-- START Data provided --

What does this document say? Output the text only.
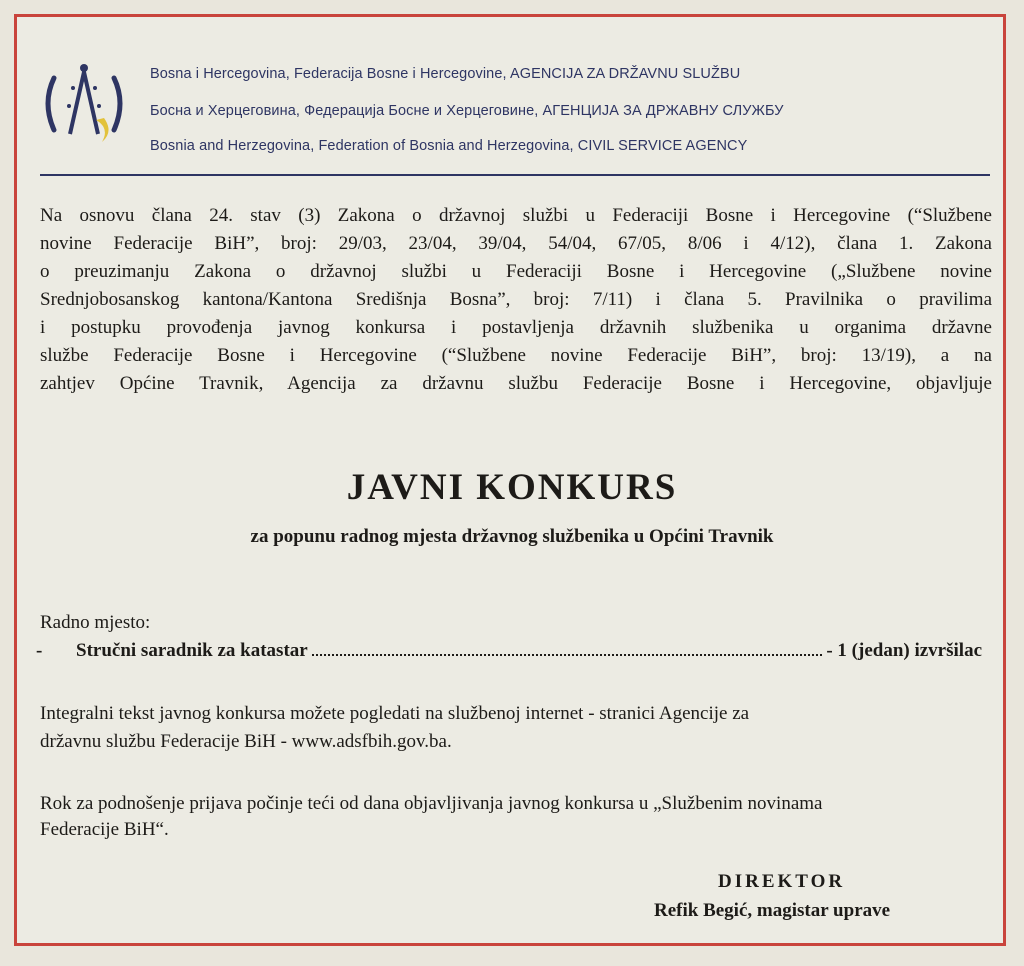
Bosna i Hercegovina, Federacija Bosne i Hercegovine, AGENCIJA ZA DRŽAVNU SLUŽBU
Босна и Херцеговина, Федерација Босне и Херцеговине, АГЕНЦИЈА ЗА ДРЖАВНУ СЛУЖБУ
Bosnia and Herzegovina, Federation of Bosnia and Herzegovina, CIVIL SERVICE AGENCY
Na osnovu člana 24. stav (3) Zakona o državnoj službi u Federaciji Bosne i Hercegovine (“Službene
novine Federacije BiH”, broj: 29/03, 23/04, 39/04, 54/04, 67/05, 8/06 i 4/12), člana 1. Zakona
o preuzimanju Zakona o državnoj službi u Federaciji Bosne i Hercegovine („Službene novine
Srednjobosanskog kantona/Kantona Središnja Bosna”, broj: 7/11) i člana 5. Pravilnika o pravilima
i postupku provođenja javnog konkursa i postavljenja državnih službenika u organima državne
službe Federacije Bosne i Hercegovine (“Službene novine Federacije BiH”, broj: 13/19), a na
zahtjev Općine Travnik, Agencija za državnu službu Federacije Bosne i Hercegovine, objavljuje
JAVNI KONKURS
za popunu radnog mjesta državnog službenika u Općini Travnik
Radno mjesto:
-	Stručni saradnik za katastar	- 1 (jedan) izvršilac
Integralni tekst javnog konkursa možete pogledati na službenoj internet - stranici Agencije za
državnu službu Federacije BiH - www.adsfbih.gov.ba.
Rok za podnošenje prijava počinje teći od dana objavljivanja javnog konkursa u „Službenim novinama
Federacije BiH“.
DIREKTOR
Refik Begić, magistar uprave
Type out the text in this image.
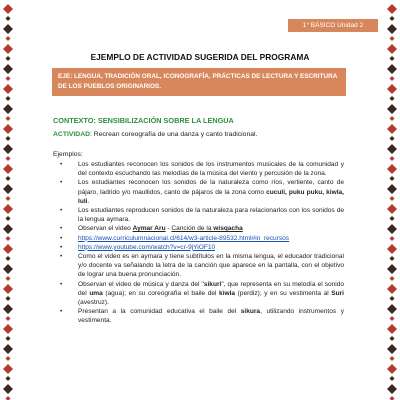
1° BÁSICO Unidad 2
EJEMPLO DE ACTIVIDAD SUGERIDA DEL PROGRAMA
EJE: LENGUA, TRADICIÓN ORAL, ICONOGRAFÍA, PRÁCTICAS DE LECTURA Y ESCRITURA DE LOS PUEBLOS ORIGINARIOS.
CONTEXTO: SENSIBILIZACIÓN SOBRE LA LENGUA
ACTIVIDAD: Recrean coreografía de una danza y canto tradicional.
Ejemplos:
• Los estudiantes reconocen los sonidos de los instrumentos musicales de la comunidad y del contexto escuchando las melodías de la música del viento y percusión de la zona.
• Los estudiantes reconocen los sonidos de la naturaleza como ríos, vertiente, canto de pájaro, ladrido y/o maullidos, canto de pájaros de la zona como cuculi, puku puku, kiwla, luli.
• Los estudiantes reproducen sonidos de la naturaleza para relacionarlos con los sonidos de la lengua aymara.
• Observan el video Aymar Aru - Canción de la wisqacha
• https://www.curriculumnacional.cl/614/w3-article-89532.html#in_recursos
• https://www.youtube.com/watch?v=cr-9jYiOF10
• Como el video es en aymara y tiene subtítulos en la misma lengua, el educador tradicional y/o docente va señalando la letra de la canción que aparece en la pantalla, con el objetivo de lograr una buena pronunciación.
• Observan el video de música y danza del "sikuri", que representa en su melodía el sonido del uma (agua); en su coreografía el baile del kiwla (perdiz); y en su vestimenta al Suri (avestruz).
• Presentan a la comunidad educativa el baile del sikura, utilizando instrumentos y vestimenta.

-- END Data provided --

Pick out lines containing the word "canto", each one as written.

## Finished exercise
ACTIVIDAD: Recrean coreografía de una danza y canto tradicional.
• Los estudiantes reconocen los sonidos de la naturaleza como ríos, vertiente, canto de pájaro, ladrido y/o maullidos, canto de pájaros de la zona como cuculi, puku puku, kiwla, luli.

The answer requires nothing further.